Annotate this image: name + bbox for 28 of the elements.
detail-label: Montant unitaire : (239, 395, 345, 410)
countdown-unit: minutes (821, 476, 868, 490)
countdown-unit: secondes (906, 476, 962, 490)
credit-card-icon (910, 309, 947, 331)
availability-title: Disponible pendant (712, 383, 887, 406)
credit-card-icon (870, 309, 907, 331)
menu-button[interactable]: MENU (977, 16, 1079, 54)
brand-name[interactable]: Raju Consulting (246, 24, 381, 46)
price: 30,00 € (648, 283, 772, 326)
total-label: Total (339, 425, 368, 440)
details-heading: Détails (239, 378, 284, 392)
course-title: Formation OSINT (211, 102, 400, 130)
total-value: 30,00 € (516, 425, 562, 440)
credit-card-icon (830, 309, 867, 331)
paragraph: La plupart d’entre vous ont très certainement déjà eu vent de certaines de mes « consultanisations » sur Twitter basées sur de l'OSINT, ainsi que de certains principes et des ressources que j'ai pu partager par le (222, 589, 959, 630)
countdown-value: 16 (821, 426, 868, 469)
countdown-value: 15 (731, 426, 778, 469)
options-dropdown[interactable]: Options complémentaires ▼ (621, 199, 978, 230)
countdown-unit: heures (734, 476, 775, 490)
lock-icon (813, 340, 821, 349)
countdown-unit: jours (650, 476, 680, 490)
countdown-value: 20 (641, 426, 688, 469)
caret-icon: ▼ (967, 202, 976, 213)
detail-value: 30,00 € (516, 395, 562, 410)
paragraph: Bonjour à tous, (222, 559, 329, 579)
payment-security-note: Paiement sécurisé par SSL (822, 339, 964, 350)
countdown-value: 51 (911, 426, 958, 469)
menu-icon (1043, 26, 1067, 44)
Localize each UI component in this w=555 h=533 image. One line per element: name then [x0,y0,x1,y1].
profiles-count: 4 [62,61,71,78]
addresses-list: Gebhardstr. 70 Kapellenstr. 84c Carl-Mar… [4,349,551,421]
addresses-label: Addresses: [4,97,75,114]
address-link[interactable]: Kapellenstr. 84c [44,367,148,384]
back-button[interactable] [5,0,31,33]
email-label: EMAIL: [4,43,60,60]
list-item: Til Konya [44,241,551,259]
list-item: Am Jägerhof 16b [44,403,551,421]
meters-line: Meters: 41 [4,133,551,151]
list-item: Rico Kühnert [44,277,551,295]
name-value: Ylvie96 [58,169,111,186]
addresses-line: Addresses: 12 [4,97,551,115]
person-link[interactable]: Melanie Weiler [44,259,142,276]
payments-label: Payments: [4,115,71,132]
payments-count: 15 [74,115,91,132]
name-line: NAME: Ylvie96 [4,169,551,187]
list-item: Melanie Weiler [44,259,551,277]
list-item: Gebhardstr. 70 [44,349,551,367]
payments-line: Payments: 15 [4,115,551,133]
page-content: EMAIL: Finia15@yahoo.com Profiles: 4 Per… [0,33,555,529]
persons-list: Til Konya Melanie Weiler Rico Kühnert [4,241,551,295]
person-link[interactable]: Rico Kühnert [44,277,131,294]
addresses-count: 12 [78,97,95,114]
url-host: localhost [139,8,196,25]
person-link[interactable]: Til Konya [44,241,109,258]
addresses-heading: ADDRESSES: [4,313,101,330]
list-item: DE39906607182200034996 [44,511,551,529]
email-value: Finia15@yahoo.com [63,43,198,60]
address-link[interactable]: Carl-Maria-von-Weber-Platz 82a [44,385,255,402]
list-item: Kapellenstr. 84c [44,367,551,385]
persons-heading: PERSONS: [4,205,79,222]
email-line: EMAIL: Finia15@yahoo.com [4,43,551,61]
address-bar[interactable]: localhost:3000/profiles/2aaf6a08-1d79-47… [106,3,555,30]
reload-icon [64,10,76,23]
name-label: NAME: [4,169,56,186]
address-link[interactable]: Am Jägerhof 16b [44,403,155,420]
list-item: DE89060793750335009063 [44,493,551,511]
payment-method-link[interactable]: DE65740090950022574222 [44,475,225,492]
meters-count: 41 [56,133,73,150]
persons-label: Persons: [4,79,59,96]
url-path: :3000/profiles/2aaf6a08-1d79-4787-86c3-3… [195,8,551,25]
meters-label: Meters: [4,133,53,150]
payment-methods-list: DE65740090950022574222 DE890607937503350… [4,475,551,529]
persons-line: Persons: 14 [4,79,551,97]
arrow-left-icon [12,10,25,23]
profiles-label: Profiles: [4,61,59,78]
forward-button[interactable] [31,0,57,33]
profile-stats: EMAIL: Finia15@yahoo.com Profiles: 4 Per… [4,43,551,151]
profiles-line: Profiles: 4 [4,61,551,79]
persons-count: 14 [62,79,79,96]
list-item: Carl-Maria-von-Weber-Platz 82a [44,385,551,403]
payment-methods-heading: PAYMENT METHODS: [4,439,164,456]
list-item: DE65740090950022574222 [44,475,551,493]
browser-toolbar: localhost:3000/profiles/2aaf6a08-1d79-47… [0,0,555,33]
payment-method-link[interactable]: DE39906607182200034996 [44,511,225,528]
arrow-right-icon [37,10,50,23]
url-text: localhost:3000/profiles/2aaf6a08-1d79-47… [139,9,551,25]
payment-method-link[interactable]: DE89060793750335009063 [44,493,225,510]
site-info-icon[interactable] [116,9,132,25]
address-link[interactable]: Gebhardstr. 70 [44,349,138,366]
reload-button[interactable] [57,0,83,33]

==================================================

Exercise objective
Report every line of the records above that contains the word "Konya", copying each one in full.

Exercise output
list-item: Til Konya [44,241,551,259]
persons-list: Til Konya Melanie Weiler Rico Kühnert [4,241,551,295]
person-link[interactable]: Til Konya [44,241,109,258]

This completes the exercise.